## WORK TO COMPLETE
The records below must be transcribed exactly. Do not include the pictures.

## RECORDS FOR THIS TASK
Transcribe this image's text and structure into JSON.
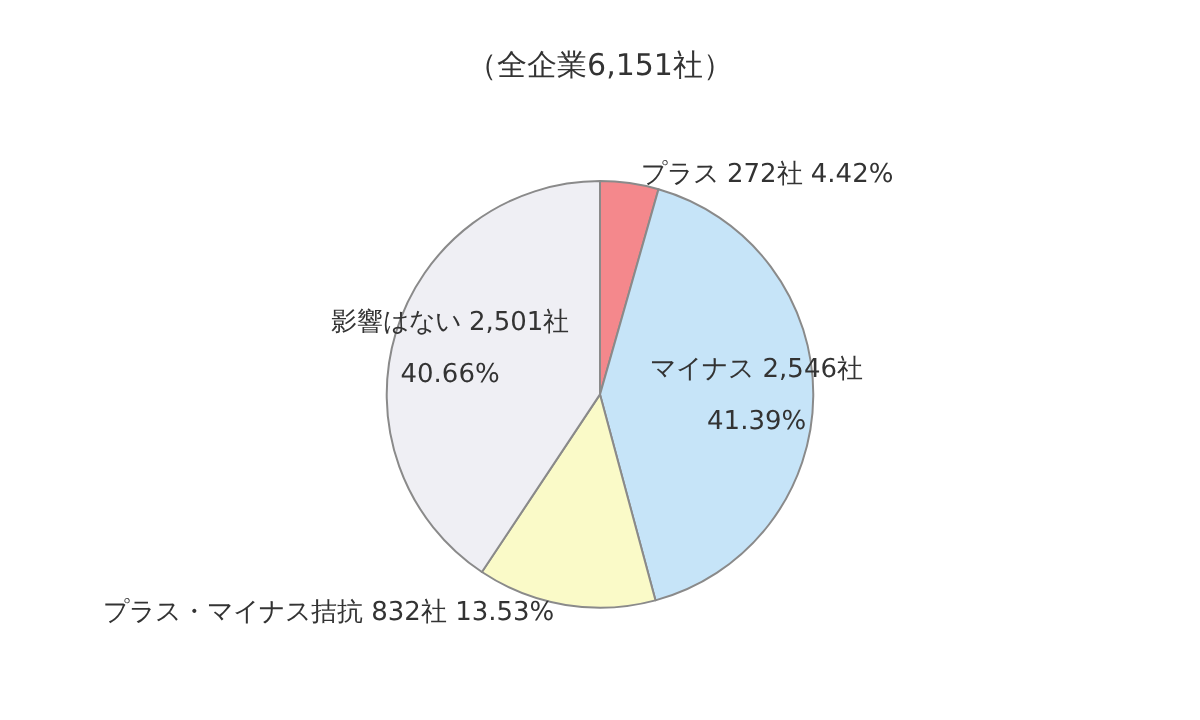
{
  "chart_data": {
    "type": "pie",
    "title": "（全企業6,151社）",
    "categories": [
      "プラス",
      "マイナス",
      "プラス・マイナス拮抗",
      "影響はない"
    ],
    "values": [
      272,
      2546,
      832,
      2501
    ],
    "colors": [
      "#f4888c",
      "#c6e4f8",
      "#fafac8",
      "#efeff4"
    ],
    "value_labels": [
      "272社 4.42%",
      "2,546社\n41.39%",
      "832社 13.53%",
      "2,501社\n40.66%"
    ],
    "legend": false
  }
}
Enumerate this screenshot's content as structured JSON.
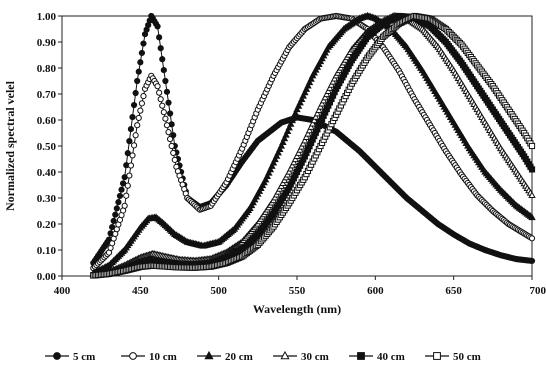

## THE RESPONSE
Transcribe this image's text and structure into JSON.
{
  "chart_data": {
    "type": "pie",
    "title": "（全企業6,151社）",
    "categories": [
      "プラス",
      "マイナス",
      "プラス・マイナス拮抗",
      "影響はない"
    ],
    "values": [
      272,
      2546,
      832,
      2501
    ],
    "colors": [
      "#f4888c",
      "#c6e4f8",
      "#fafac8",
      "#efeff4"
    ],
    "value_labels": [
      "272社 4.42%",
      "2,546社\n41.39%",
      "832社 13.53%",
      "2,501社\n40.66%"
    ],
    "legend": false
  }
}
Enumerate this screenshot's content as structured JSON.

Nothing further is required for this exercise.